Start of RECORD LIST

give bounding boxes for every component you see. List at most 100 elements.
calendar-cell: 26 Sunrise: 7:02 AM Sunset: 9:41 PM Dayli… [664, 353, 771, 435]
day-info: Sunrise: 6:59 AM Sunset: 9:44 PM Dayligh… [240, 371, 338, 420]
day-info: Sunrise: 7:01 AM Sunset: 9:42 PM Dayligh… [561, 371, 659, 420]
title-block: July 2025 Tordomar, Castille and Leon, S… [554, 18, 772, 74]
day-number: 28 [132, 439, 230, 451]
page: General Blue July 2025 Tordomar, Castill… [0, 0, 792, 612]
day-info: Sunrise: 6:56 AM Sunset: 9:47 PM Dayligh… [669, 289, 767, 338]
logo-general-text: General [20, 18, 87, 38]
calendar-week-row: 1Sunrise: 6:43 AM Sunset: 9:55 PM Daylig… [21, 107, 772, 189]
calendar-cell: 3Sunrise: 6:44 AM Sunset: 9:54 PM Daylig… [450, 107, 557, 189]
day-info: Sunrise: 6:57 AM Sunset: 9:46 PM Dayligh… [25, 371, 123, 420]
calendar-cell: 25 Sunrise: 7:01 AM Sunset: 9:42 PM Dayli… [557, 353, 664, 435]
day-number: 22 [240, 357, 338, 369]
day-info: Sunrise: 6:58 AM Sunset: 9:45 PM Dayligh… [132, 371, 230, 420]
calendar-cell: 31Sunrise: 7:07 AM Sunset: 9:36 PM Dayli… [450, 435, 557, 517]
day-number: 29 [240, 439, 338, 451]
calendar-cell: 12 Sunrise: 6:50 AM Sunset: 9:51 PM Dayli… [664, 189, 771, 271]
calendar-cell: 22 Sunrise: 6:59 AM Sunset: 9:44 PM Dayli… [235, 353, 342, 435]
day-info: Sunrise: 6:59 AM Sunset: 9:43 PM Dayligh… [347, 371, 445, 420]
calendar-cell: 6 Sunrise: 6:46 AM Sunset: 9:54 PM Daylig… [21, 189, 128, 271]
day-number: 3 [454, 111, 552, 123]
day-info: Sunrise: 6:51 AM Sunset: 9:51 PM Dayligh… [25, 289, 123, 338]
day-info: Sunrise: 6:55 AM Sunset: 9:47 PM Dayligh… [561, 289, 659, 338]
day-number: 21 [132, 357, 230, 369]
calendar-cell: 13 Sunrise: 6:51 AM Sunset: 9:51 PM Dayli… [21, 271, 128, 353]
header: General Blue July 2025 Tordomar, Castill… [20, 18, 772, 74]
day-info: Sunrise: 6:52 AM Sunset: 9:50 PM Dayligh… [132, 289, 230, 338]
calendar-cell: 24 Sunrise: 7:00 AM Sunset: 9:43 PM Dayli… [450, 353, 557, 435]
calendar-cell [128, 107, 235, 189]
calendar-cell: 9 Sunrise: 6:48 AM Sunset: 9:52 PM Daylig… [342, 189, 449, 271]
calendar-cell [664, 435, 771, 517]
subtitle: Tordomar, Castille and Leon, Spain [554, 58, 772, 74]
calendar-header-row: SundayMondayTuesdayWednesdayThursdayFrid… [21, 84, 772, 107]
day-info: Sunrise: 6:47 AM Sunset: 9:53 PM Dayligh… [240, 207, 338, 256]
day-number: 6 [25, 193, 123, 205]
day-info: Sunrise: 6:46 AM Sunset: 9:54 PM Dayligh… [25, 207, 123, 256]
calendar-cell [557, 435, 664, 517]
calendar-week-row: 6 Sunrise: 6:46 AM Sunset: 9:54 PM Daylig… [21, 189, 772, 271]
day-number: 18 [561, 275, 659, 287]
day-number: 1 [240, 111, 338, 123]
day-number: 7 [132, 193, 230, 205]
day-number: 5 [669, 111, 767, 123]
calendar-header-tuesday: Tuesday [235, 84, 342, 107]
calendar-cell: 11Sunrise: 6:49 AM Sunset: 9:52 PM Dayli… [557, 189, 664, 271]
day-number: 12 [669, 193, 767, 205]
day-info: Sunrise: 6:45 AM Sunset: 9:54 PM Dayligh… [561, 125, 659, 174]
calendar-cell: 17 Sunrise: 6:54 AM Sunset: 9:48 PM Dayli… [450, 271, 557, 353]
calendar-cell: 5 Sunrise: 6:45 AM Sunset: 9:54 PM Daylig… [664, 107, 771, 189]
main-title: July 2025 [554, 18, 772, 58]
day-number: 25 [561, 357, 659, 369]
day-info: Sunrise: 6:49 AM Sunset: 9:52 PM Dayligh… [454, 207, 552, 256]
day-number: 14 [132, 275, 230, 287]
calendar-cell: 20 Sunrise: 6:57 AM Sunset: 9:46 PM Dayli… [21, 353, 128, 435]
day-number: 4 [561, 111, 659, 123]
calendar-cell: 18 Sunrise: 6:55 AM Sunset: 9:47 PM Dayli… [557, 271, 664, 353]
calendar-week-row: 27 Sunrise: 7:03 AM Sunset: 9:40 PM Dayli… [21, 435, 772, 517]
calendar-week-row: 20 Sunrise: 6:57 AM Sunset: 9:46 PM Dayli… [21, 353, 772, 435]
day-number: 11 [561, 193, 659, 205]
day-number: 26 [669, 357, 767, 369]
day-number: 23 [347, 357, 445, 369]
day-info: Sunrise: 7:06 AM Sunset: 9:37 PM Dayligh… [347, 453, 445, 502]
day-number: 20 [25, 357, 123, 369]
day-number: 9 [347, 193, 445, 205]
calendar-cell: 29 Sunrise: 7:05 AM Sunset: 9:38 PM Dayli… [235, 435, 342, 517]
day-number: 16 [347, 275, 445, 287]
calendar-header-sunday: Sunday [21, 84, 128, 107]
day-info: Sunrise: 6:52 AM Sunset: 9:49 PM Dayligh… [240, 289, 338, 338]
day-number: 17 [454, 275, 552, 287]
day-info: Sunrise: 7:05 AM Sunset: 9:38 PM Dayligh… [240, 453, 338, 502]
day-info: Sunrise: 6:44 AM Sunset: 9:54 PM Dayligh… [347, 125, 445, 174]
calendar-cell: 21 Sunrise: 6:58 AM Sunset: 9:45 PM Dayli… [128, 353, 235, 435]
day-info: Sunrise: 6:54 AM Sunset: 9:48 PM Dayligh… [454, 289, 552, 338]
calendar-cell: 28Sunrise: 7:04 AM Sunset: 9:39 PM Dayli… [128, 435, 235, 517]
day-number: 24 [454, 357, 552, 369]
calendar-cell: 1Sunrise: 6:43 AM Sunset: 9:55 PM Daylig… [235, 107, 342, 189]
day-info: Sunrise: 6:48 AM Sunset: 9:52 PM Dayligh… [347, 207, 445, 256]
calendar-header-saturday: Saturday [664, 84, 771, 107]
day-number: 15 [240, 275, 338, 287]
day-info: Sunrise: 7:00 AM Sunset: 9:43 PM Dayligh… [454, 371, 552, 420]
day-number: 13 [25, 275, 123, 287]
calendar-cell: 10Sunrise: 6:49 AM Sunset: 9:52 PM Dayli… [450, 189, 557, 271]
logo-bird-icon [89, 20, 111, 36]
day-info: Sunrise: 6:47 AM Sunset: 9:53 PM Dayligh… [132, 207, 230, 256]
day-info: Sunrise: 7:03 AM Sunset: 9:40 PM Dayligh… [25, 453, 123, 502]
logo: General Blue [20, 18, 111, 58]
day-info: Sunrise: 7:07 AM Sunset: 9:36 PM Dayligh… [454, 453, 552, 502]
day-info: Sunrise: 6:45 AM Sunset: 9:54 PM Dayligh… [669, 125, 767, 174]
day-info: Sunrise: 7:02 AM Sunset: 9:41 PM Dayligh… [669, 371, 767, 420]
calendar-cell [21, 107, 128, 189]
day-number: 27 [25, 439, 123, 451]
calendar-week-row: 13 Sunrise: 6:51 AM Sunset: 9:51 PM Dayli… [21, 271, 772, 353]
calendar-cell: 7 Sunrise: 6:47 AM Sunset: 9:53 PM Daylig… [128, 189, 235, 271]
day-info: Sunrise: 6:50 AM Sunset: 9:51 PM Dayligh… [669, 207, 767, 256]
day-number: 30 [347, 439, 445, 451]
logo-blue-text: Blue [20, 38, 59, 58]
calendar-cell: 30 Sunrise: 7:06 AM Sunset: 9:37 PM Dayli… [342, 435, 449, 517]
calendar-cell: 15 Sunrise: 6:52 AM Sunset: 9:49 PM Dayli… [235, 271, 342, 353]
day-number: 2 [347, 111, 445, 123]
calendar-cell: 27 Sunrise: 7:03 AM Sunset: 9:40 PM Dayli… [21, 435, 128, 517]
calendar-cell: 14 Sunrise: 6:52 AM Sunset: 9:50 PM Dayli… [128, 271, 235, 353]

End of RECORD LIST

_YOUR INSTRUCTIONS_:
Quote the entries above line for line, starting at the beginning of the entries and continuing up to and including the line that contains "day-info: Sunrise: 6:59 AM Sunset: 9:44". Reproduce only those lines.

_THE REPLY_:
give bounding boxes for every component you see. List at most 100 elements.
calendar-cell: 26 Sunrise: 7:02 AM Sunset: 9:41 PM Dayli… [664, 353, 771, 435]
day-info: Sunrise: 6:59 AM Sunset: 9:44 PM Dayligh… [240, 371, 338, 420]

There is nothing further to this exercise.